+++ ENTRIES SHOWN +++
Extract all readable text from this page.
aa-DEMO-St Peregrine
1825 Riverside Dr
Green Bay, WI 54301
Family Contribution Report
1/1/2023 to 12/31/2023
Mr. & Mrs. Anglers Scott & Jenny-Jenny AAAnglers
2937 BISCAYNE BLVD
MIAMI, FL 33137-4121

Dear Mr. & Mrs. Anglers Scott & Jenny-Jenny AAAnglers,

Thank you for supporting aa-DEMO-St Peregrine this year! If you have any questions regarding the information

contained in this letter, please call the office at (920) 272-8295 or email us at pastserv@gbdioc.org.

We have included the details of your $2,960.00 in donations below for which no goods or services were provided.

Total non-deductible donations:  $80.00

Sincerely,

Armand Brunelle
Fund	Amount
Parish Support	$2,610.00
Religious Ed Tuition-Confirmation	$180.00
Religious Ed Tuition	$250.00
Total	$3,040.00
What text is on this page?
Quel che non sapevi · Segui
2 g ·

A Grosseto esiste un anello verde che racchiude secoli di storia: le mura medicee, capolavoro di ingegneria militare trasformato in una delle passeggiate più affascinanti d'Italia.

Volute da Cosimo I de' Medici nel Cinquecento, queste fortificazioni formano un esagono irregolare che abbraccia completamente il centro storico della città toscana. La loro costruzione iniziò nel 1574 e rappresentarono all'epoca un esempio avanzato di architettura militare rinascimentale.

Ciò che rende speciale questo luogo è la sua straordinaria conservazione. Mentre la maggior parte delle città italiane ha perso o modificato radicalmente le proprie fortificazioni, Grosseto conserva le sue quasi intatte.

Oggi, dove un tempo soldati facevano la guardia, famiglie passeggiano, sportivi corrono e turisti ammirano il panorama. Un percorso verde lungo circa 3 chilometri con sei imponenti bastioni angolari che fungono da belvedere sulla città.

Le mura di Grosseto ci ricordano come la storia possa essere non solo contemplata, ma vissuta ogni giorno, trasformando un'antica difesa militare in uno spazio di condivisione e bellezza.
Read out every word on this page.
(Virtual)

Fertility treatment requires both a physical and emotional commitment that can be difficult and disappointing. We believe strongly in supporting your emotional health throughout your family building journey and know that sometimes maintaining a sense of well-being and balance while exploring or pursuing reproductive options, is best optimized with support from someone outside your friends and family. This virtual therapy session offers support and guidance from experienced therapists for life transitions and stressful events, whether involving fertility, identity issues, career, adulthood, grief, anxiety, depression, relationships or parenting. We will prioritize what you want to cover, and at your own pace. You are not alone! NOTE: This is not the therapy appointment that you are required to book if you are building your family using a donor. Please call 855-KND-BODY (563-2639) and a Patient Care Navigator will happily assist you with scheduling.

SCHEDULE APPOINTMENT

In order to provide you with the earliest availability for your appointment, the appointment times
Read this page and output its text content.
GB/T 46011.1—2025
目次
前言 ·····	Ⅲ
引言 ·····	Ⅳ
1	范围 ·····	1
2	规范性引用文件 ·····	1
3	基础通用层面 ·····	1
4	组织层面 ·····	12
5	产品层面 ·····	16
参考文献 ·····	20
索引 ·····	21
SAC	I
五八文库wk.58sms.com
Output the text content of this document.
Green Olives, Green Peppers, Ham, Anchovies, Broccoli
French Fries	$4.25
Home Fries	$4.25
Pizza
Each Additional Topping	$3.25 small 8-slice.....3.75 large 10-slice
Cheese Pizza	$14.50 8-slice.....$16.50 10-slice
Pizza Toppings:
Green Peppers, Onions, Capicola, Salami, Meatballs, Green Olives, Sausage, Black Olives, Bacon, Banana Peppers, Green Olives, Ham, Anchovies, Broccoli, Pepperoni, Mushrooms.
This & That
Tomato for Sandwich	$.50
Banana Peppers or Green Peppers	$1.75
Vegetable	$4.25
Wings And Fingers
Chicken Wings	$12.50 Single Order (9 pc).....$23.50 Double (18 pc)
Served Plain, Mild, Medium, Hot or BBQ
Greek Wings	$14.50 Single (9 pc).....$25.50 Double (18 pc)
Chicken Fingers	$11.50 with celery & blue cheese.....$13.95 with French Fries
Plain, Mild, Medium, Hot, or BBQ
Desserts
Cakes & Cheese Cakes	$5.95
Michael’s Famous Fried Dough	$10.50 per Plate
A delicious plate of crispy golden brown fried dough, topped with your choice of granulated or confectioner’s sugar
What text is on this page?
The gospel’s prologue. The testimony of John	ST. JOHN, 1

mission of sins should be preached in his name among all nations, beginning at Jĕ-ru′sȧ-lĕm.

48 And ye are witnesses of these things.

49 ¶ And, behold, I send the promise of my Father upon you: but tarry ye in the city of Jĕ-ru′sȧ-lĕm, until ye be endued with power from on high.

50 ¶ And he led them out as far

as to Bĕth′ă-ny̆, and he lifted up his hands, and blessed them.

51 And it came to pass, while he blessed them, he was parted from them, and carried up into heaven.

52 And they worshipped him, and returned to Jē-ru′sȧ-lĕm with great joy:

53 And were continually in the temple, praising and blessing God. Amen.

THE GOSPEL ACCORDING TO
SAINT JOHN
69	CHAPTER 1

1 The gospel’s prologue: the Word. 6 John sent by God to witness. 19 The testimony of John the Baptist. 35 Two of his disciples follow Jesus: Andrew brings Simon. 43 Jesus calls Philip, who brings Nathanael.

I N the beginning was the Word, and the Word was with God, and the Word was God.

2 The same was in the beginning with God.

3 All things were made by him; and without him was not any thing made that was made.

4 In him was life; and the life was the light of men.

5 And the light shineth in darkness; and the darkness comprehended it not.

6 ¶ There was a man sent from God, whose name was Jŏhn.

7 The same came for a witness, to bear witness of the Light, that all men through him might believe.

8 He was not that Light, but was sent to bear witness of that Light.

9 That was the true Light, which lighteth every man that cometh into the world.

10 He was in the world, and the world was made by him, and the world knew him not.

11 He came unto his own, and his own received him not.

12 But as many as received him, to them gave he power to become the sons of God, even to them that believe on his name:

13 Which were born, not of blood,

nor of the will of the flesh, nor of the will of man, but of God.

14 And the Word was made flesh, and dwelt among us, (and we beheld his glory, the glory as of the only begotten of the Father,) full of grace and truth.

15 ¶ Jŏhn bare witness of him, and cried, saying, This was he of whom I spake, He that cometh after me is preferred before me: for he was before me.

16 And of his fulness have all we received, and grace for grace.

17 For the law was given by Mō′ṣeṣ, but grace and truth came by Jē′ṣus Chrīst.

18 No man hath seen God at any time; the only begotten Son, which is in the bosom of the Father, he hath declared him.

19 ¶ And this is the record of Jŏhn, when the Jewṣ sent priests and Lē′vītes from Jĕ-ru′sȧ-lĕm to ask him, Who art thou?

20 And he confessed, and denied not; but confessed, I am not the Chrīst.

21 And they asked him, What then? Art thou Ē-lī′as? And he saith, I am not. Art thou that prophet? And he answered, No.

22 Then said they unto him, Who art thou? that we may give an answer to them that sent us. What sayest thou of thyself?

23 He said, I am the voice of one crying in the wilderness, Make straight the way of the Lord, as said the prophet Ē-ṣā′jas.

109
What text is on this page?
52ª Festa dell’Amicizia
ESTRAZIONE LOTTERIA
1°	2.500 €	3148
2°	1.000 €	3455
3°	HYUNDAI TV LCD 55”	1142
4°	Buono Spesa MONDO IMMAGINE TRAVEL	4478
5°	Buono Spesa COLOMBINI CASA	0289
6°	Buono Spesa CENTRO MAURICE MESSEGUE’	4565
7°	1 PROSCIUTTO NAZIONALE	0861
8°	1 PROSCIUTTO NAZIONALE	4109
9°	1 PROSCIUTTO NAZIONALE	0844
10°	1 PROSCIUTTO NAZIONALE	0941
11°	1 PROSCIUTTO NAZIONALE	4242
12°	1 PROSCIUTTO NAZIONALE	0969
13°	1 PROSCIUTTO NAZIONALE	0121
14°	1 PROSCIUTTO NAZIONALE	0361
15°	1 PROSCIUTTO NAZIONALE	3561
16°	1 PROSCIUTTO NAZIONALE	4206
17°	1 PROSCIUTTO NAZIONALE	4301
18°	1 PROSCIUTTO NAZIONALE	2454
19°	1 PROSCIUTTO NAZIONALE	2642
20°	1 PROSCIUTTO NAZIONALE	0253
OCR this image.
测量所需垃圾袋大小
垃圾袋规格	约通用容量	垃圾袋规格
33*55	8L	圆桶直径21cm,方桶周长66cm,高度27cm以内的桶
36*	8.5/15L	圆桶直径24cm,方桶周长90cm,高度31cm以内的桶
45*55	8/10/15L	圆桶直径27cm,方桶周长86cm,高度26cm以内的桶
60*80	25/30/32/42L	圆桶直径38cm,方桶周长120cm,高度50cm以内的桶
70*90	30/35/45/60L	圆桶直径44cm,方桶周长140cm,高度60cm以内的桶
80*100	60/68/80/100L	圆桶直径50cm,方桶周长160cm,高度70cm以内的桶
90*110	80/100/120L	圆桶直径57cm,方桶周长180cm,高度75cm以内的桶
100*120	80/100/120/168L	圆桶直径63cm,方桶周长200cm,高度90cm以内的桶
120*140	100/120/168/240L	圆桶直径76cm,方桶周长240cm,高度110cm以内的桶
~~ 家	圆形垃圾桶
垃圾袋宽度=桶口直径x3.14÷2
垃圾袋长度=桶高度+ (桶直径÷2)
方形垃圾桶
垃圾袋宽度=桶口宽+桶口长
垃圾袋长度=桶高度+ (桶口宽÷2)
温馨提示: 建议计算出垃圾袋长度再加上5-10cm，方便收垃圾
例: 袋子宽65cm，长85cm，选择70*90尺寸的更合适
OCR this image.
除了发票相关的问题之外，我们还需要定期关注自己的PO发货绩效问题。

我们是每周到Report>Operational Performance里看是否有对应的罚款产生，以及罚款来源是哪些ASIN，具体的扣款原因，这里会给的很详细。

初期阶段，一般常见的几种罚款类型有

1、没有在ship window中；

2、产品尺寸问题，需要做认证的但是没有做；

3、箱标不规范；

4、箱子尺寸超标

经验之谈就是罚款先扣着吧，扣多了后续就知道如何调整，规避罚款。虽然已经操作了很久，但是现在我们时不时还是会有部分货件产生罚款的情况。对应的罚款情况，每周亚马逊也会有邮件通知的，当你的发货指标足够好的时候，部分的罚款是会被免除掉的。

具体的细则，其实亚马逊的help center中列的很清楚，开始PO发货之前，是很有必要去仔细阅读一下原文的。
+++
> _EXERCISE_
Show, from the material above, each line that includes the string "Religious".

> _EXERCISE ANSWER_
Religious Ed Tuition-Confirmation	$180.00
Religious Ed Tuition	$250.00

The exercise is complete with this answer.